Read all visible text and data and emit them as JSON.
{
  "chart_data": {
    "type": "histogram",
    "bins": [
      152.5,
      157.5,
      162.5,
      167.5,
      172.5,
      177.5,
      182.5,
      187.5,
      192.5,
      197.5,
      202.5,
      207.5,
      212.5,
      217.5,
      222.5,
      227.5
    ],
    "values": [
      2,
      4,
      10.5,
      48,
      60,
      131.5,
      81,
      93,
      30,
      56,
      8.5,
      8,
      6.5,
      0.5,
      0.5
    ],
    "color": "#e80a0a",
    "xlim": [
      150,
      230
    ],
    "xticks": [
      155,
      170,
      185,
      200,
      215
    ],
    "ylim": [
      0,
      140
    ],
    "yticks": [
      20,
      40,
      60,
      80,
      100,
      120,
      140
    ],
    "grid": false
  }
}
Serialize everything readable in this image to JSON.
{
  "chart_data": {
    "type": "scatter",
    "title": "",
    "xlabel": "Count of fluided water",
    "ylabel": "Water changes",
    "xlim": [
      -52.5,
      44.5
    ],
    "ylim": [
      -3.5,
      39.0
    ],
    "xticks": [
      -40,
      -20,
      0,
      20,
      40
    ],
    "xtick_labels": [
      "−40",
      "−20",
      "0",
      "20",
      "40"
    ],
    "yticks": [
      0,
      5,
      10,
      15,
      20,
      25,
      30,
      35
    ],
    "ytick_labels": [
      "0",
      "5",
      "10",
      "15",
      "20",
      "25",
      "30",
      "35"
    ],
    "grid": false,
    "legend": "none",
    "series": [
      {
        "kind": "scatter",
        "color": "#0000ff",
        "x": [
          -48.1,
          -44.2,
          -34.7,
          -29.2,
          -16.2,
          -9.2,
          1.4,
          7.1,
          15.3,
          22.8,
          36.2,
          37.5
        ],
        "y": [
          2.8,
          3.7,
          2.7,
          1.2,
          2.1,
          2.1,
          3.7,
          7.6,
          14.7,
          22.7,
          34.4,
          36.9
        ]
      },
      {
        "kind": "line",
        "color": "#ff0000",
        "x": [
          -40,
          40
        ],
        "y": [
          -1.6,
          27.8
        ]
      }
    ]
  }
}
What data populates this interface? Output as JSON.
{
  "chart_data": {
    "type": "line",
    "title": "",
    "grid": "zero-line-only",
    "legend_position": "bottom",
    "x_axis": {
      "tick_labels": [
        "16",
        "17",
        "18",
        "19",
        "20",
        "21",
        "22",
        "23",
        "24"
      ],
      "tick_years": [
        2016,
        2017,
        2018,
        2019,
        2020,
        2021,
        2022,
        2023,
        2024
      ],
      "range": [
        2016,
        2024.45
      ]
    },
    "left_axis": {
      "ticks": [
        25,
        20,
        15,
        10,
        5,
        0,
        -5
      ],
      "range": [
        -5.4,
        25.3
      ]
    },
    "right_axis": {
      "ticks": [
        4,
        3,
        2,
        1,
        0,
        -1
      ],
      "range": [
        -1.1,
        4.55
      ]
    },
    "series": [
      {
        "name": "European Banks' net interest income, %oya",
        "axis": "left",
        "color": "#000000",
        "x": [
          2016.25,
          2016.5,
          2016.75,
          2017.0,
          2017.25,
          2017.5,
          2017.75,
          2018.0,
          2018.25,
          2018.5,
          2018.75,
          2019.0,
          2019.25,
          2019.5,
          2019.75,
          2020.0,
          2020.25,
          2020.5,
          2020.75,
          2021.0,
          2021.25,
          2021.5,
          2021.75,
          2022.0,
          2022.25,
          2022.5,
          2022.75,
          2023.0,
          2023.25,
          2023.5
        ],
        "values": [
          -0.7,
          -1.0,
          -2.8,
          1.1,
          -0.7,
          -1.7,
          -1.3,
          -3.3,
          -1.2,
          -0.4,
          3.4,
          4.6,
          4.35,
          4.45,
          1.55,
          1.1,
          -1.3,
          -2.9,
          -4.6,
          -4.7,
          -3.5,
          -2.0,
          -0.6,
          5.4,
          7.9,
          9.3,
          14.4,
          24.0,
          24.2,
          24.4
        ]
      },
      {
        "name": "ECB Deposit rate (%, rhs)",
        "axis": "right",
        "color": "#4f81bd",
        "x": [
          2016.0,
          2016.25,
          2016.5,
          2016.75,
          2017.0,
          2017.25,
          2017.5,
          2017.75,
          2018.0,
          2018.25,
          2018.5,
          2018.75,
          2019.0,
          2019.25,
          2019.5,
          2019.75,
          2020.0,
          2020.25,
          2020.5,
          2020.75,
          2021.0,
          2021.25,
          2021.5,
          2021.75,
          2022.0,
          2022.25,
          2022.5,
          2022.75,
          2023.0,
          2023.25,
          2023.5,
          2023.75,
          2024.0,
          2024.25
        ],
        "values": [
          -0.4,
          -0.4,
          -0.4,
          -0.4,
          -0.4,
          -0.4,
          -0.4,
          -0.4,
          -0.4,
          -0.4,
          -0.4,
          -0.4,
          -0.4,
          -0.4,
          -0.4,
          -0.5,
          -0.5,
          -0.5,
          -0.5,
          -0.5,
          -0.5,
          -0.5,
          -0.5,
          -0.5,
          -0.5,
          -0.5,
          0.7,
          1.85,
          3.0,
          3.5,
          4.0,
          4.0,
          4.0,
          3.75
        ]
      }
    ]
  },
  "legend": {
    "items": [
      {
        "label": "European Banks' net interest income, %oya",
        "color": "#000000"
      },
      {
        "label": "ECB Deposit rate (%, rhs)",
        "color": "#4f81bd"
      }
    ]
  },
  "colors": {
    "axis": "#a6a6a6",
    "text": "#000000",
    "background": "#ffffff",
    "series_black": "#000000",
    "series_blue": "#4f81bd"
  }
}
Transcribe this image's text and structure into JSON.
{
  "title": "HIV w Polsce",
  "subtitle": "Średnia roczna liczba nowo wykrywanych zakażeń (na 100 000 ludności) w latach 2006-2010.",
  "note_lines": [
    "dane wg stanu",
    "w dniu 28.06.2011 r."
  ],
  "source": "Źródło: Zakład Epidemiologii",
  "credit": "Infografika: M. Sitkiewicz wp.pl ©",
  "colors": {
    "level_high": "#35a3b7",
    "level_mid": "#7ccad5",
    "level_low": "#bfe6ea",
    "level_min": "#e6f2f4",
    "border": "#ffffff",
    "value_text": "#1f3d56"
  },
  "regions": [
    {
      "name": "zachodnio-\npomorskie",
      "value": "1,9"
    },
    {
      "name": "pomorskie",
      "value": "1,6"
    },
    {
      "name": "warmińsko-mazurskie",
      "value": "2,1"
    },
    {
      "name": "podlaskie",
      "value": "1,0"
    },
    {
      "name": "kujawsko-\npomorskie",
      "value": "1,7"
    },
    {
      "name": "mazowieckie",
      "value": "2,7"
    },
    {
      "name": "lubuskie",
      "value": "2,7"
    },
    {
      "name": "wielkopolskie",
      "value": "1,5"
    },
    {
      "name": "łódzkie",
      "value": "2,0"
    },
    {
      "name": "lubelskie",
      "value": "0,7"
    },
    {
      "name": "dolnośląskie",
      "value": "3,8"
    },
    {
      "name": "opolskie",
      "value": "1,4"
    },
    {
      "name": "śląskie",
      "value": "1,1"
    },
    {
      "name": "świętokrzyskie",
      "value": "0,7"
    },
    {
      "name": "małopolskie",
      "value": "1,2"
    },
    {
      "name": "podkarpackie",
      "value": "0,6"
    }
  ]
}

THE TASK:
Check each line above for the string "income" and report how many lines have it, giving only the number.

WRITTEN RESPONSE:
2